__Record extracts__
--- Start ---
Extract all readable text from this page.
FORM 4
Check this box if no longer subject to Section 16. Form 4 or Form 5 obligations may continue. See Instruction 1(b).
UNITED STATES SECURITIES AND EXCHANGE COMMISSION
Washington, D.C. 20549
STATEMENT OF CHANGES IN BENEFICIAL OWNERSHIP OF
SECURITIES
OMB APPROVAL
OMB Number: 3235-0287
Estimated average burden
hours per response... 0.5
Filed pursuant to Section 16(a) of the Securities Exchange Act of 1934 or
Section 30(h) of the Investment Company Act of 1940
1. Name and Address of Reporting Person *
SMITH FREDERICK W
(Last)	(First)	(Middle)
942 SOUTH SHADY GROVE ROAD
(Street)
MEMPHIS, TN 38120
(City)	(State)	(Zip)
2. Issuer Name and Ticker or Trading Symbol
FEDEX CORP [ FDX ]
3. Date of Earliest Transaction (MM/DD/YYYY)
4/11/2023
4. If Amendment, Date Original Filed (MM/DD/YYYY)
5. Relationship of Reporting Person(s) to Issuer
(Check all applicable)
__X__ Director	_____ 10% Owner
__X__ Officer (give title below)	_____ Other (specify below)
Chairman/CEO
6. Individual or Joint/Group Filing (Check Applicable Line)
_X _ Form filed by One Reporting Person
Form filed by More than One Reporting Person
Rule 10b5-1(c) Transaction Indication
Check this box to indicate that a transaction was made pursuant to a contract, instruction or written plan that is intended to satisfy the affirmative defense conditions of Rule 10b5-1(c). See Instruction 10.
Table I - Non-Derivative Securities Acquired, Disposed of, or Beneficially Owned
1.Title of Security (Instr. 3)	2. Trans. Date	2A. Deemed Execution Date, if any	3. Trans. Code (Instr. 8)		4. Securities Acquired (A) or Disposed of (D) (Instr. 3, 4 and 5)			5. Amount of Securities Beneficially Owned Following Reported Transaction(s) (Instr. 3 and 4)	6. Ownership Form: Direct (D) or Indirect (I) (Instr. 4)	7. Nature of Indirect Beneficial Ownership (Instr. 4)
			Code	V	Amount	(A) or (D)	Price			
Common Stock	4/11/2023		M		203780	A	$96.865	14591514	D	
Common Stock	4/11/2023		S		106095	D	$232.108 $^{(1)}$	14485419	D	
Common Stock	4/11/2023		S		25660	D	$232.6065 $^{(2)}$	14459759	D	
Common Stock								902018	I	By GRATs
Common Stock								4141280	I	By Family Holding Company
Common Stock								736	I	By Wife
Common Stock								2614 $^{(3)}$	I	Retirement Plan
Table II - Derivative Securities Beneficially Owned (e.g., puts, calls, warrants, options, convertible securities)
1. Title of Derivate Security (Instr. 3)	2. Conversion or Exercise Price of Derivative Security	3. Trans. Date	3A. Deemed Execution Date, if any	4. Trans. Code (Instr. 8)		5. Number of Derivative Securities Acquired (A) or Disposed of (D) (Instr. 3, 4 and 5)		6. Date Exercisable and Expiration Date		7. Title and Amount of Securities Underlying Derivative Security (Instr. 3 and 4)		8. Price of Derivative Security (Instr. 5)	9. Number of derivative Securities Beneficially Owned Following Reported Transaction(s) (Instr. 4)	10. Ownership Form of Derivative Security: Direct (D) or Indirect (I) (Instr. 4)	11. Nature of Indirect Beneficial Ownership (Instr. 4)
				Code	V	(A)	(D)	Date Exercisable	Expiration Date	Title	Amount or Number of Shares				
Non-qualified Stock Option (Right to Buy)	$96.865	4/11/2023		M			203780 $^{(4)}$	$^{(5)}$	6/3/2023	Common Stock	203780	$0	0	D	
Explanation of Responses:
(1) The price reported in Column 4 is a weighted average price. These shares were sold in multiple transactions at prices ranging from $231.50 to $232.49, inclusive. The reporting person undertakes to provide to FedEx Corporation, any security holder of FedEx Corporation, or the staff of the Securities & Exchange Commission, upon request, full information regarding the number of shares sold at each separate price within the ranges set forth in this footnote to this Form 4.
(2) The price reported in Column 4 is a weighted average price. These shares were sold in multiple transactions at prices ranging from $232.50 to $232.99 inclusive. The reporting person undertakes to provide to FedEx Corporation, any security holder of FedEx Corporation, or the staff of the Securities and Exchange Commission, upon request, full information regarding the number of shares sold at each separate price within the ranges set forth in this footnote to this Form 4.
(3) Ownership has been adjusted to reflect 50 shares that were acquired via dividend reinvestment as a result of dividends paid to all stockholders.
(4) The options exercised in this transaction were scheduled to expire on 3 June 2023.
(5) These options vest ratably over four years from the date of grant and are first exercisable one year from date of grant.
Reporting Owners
--- End ---
__The problem__
Collect the lines of the data that carry the word "Beneficially".

__Solved problem__
Table I - Non-Derivative Securities Acquired, Disposed of, or Beneficially Owned
1.Title of Security (Instr. 3)	2. Trans. Date	2A. Deemed Execution Date, if any	3. Trans. Code (Instr. 8)		4. Securities Acquired (A) or Disposed of (D) (Instr. 3, 4 and 5)			5. Amount of Securities Beneficially Owned Following Reported Transaction(s) (Instr. 3 and 4)	6. Ownership Form: Direct (D) or Indirect (I) (Instr. 4)	7. Nature of Indirect Beneficial Ownership (Instr. 4)
Table II - Derivative Securities Beneficially Owned (e.g., puts, calls, warrants, options, convertible securities)
1. Title of Derivate Security (Instr. 3)	2. Conversion or Exercise Price of Derivative Security	3. Trans. Date	3A. Deemed Execution Date, if any	4. Trans. Code (Instr. 8)		5. Number of Derivative Securities Acquired (A) or Disposed of (D) (Instr. 3, 4 and 5)		6. Date Exercisable and Expiration Date		7. Title and Amount of Securities Underlying Derivative Security (Instr. 3 and 4)		8. Price of Derivative Security (Instr. 5)	9. Number of derivative Securities Beneficially Owned Following Reported Transaction(s) (Instr. 4)	10. Ownership Form of Derivative Security: Direct (D) or Indirect (I) (Instr. 4)	11. Nature of Indirect Beneficial Ownership (Instr. 4)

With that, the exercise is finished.